_Dataset entries_
════════════════════

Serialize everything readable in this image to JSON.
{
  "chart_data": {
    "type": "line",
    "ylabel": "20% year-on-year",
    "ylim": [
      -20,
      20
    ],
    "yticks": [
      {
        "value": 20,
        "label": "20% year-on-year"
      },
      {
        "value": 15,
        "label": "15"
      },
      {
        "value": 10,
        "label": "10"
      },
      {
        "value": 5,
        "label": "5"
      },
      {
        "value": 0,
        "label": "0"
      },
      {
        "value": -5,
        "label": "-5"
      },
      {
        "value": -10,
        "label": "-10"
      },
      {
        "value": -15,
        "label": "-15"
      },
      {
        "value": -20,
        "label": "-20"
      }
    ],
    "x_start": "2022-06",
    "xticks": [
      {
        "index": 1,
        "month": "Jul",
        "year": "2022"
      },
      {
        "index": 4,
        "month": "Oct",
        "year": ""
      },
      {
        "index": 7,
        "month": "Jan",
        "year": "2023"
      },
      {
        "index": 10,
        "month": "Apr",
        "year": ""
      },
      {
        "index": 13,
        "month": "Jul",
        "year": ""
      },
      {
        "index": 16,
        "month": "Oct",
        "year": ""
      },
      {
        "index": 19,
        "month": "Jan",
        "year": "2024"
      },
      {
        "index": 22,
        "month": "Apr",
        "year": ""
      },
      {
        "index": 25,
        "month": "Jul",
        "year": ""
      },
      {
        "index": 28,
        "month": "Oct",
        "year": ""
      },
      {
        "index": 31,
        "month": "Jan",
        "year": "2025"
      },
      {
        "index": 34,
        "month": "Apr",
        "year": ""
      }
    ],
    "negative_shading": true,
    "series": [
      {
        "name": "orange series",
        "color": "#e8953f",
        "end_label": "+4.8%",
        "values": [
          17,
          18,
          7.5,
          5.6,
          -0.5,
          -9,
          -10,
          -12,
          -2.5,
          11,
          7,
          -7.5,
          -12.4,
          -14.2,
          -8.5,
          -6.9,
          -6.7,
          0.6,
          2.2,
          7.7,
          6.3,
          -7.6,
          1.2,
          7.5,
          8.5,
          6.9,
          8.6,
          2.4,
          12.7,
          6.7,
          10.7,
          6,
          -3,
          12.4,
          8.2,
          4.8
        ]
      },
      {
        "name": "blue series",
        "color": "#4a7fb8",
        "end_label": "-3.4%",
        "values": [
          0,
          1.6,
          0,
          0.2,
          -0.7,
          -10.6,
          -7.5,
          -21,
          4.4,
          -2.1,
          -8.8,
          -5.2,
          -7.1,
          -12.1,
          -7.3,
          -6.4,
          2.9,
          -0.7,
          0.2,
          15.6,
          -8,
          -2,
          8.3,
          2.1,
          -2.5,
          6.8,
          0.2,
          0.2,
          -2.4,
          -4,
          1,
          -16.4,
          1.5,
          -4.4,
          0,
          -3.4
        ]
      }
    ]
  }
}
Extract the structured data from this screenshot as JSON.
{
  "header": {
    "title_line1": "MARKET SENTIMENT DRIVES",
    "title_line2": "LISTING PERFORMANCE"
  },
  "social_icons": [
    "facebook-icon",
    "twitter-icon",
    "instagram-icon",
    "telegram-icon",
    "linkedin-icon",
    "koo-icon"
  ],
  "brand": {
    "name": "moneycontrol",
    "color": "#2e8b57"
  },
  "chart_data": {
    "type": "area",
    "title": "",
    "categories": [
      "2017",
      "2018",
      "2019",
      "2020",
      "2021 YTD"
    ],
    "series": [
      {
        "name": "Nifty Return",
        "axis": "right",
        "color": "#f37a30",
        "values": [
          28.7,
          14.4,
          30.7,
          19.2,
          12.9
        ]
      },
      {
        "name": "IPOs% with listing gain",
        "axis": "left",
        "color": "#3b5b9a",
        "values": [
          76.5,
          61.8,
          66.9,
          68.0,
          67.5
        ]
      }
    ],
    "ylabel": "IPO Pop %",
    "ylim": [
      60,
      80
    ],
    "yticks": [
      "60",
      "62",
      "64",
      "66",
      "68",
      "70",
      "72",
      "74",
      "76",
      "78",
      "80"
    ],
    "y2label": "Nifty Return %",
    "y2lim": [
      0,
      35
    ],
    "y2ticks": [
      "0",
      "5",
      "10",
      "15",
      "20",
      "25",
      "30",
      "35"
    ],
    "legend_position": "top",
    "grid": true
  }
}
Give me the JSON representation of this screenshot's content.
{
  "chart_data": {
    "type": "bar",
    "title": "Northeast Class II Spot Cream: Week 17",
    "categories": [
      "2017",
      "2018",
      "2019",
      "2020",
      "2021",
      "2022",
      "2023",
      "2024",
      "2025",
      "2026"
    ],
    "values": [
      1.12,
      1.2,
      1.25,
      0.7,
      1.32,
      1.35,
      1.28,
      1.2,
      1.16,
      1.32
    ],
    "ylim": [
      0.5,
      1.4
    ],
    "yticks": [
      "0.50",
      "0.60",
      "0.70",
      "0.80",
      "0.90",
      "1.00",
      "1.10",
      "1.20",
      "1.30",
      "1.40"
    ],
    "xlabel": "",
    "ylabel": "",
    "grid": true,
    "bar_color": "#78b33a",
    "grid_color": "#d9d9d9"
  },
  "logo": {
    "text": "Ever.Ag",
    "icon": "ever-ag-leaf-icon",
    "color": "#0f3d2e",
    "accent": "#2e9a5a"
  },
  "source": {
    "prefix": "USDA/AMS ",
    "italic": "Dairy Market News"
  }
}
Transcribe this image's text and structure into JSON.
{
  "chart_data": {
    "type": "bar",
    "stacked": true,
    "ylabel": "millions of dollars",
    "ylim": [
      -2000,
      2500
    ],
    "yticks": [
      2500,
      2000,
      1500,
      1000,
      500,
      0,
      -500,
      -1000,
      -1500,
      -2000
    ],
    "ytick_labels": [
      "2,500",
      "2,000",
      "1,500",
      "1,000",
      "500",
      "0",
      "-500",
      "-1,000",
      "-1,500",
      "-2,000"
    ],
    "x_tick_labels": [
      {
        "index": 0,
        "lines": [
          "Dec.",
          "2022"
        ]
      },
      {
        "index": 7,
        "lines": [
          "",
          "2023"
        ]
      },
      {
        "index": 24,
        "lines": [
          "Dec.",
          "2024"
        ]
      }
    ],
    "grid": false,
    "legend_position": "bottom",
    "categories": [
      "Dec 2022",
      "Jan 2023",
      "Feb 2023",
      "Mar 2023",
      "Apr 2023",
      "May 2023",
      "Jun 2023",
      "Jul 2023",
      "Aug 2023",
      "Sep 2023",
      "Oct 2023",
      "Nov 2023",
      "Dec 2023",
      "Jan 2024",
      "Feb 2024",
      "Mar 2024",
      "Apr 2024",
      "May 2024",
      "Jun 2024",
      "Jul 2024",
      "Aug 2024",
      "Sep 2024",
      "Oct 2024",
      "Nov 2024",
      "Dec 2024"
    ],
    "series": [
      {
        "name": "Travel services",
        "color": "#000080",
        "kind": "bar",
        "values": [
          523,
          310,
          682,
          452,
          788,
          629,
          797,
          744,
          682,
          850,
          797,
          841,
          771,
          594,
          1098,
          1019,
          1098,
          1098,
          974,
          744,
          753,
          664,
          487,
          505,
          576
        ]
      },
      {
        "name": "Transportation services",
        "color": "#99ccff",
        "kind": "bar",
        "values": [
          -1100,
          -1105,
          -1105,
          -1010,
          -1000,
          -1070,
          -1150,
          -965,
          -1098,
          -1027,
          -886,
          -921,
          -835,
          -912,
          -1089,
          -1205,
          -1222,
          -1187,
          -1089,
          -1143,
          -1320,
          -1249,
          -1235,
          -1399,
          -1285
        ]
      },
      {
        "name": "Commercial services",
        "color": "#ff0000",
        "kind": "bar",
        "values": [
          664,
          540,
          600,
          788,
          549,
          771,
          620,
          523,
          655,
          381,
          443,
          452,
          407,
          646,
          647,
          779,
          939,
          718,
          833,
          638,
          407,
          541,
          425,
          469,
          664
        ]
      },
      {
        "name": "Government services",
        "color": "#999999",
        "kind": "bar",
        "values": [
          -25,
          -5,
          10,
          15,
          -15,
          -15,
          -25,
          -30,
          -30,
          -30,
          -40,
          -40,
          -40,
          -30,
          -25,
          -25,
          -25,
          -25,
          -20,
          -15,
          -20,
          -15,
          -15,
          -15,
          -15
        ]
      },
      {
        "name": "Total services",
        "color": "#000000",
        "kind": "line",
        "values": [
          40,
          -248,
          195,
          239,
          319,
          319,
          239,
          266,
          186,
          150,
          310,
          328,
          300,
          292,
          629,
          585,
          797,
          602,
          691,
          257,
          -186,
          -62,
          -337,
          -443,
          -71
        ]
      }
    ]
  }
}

════════════════════

_What you need to do_
Check each line above for the word "name" and copy the ones that have it.

_Correct response_
        "name": "orange series",
        "name": "blue series",
    "name": "moneycontrol",
        "name": "Nifty Return",
        "name": "IPOs% with listing gain",
        "name": "Travel services",
        "name": "Transportation services",
        "name": "Commercial services",
        "name": "Government services",
        "name": "Total services",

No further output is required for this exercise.